- Texto exibido:
^^^^^^^^^^^^^^^^

Quando Marina Silva nasceu, há 49 anos, o Aquiri, ou Acre, ainda era território, não estado. O status só mudou em 1962 e o presidente era João Goulart. Marina tinha 4 anos e, até o auge de sua adolescência, viveu numa colocação (pedaço de seringal destinado à família para exploração) a 70 quilômetros de Rio Branco, para onde se mudou com 16 anos. Trabalhou como empregada doméstica, alfabetizou-se, cursou supletivos e formou-se, aos 26 anos, em História, pela Universidade Federal do estado. No meio do caminho, participou de comunidades, movimentos sociais e fundou a CUT local, ao lado de Chico Mendes.

^^^^^^^^^^^^^^^^

- Itens:
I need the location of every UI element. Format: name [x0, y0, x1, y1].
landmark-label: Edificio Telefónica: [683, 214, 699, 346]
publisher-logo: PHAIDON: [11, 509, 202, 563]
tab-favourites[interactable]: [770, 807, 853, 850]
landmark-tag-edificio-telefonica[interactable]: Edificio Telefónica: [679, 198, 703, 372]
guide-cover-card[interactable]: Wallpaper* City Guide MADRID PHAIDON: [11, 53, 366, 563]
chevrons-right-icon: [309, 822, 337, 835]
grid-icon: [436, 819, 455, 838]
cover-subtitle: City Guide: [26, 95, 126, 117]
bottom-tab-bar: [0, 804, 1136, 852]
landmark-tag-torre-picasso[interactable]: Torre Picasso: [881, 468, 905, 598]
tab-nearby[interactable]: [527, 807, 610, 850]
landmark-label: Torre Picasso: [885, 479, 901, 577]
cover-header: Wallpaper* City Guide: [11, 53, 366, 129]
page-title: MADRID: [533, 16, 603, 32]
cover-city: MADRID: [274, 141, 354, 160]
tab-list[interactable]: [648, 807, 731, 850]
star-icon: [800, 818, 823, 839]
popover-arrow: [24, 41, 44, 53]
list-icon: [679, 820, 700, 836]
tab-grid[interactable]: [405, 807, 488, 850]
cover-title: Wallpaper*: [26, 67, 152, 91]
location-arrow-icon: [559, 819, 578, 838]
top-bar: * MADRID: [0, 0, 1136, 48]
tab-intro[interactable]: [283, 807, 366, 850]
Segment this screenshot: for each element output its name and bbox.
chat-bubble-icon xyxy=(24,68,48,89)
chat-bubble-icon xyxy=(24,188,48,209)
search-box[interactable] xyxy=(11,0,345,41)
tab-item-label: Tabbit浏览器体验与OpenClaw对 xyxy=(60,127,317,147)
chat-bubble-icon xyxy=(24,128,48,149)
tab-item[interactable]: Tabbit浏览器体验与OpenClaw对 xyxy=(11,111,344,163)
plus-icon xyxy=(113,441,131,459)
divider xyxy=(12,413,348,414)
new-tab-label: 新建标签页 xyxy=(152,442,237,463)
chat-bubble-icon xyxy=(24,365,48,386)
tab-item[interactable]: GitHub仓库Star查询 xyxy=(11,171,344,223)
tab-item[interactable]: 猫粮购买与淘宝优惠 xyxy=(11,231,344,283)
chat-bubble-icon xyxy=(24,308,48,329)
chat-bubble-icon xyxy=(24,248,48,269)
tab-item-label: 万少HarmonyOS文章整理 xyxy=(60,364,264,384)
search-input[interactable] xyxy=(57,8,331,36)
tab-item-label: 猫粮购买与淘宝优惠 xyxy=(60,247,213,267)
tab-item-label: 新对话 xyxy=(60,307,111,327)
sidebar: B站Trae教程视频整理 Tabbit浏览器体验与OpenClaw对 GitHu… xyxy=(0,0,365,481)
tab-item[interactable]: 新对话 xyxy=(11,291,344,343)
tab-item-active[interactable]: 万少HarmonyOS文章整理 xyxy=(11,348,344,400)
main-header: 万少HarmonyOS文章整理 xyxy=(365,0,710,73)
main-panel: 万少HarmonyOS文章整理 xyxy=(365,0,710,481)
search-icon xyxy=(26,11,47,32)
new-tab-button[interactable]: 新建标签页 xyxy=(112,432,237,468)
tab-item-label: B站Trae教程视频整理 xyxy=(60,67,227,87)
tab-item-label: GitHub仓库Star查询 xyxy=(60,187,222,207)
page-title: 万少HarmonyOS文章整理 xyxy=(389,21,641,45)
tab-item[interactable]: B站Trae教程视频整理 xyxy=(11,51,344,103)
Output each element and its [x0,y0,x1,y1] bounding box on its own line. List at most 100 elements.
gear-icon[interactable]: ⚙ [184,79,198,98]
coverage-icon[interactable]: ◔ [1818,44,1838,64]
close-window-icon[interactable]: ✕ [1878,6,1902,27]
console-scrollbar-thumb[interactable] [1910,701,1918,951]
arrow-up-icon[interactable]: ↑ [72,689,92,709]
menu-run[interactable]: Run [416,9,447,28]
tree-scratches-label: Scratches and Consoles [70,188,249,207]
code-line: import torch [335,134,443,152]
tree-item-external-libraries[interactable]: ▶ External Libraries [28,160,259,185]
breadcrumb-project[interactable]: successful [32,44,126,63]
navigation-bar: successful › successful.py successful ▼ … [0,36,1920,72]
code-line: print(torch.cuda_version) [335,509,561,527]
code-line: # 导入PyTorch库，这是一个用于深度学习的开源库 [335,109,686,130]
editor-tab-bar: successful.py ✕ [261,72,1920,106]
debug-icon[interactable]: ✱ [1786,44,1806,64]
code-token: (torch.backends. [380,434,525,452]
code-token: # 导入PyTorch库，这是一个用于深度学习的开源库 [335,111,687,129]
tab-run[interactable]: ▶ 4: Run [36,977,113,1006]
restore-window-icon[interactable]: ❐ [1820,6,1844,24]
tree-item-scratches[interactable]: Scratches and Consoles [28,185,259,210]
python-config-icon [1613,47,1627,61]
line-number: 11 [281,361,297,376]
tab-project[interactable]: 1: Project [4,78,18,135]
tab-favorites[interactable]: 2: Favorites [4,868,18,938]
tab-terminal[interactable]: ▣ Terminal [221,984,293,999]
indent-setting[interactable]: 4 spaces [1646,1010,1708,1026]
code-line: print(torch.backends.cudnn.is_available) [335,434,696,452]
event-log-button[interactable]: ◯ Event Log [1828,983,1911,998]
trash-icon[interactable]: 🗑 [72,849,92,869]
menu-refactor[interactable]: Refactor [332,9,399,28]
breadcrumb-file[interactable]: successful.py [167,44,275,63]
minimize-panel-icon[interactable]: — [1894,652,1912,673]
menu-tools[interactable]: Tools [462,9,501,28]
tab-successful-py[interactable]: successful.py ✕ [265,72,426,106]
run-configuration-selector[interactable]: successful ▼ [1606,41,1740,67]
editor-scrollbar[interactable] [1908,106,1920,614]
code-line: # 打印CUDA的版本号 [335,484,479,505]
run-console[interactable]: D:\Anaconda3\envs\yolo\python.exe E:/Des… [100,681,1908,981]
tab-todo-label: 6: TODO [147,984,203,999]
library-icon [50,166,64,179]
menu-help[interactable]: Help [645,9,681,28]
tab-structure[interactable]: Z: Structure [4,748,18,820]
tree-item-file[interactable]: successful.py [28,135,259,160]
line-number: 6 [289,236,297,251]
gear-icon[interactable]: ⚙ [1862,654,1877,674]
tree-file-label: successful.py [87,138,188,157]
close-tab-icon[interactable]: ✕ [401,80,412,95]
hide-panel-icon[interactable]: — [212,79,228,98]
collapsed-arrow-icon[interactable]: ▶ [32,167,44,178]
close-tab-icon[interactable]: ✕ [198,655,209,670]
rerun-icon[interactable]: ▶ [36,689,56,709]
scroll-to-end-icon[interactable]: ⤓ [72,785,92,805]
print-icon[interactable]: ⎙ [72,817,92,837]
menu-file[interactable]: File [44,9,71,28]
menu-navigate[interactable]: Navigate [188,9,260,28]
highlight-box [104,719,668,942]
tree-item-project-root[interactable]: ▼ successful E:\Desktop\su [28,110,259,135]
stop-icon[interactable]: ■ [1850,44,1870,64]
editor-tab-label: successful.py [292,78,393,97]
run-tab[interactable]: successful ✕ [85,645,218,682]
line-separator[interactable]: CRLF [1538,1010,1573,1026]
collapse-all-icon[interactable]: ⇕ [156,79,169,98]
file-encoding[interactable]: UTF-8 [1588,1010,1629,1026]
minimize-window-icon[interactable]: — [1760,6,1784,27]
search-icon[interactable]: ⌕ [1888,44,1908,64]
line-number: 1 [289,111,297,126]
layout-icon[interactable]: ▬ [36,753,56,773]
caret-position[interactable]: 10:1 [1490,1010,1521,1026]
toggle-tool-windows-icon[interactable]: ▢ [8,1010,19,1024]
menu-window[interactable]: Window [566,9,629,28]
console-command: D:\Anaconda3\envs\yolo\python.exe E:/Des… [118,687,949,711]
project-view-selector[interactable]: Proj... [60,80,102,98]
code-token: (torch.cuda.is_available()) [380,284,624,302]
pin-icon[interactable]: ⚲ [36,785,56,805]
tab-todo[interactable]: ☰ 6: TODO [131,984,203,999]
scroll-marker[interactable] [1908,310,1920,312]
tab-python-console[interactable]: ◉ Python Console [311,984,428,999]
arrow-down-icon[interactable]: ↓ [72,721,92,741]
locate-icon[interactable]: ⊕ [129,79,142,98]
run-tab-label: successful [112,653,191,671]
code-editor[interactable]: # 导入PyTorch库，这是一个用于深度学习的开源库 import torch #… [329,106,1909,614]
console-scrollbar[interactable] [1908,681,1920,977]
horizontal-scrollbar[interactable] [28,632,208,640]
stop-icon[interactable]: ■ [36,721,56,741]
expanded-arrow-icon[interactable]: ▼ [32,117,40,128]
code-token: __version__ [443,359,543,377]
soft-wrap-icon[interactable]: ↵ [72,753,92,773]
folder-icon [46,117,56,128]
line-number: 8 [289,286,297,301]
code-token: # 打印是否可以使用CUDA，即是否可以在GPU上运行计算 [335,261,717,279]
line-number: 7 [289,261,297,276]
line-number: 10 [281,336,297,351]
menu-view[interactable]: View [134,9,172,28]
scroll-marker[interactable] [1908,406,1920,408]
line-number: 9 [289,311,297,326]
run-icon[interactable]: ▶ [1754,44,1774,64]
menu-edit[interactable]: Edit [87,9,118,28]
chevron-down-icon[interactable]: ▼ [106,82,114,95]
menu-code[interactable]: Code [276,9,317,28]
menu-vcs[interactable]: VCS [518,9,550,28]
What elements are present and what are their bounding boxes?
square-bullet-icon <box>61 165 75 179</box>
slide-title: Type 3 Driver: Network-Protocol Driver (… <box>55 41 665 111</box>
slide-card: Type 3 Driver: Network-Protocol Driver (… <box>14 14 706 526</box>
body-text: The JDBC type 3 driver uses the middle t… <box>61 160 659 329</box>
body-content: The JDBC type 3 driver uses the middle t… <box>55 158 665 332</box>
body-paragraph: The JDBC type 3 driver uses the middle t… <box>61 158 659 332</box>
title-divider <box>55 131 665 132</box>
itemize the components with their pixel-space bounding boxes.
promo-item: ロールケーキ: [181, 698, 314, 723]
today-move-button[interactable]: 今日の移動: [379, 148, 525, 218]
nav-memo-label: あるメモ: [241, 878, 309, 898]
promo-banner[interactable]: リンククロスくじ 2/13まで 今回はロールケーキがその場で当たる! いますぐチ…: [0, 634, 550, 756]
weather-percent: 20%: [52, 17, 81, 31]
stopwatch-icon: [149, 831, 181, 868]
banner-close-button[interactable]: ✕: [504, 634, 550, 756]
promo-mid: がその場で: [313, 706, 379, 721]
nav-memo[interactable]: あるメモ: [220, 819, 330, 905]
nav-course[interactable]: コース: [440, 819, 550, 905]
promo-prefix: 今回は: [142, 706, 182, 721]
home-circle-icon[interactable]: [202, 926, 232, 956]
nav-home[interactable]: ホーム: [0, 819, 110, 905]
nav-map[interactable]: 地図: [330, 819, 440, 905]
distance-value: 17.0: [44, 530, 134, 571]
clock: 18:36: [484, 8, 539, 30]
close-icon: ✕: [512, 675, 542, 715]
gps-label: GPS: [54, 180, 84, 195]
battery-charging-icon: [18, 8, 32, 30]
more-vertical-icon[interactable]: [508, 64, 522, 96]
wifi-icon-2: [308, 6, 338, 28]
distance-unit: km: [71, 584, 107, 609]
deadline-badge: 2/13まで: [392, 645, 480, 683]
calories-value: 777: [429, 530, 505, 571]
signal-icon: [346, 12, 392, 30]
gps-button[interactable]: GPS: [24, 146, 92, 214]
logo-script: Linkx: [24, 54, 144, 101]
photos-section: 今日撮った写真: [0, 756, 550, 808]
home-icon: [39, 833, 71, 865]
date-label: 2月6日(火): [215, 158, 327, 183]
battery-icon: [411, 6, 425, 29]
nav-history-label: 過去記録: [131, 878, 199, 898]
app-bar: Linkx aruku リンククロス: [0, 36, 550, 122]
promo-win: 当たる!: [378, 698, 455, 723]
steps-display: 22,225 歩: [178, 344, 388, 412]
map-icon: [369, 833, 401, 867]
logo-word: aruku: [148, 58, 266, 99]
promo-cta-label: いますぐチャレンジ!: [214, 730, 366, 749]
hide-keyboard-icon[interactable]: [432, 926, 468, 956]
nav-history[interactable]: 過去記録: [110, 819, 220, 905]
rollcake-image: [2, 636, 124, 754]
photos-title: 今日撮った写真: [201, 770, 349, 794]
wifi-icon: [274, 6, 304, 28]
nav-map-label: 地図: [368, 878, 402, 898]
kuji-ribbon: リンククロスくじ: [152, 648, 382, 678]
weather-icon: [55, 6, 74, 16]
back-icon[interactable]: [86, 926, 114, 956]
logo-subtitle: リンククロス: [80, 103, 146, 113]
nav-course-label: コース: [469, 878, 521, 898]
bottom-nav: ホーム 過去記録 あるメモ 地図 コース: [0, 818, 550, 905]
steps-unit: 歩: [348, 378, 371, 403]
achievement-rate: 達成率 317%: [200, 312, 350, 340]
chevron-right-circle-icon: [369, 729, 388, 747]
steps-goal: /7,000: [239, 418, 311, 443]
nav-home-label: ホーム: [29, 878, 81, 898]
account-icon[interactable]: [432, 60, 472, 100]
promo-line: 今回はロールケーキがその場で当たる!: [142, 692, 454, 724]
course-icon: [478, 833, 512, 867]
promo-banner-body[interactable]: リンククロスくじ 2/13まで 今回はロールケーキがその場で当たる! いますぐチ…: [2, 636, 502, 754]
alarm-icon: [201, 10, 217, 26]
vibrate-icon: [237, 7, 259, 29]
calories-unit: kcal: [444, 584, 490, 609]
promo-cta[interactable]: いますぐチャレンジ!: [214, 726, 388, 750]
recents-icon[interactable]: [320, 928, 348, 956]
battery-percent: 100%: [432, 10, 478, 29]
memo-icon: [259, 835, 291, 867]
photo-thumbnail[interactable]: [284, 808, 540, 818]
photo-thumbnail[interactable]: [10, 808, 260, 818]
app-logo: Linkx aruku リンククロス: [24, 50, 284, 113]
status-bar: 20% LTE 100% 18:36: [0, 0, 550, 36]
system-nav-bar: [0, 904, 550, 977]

^^^^^^^^^^^^^^^^

- O problema:
Dê continuidade ao texto sobre a trajetória de Marina Silva, partindo da última frase apresentada.

- Resultado do exercício:
Aos 30 anos, foi campeã de votos para a Câmara dos Vereadores em Rio Branco. Dois anos depois, foi a deputada estadual mais votada. Em 1994, liderou a votação para se tornar a mais jovem senadora do país, com 36 anos, votação essa que dobrou em 2002, ao se reeleger. A essa altura, o mundo já havia aprendido a entender e respeitar essa brasileira, premiada pela ONU e já com duas biografias publicadas – uma pela coleção Fé e Política, da editora Salesiana, outra pela Editora The Feminist Press, da Universidade de Nova York. Em 2003, assumiu o Ministério do Meio Ambiente (MMA). Em meio à correria – e a retrospectiva acima dá sinais de sua explosiva relação com o tempo –, Marina recebeu a Revista do Brasil em seu gabinete no último dia 20 de março.

Entre pausas para uma entrada ao vivo numa emissora de rádio e para conversar com o ministro argentino do Meio Ambiente, Marina falou sobre os desafios do Brasil de se consolidar como marca mundial de sustentabilidade. Quanto ao risco de questões ambientais se imporem às obras de infra-estrutura previstas no Plano de Aceleração do Crescimento (PAC), ou frustrarem seu ritmo, Marina não tergiversa: tem de haver frustração também com a destruição. “O PAC necessariamente terá de contemplar crescimento e proteção.”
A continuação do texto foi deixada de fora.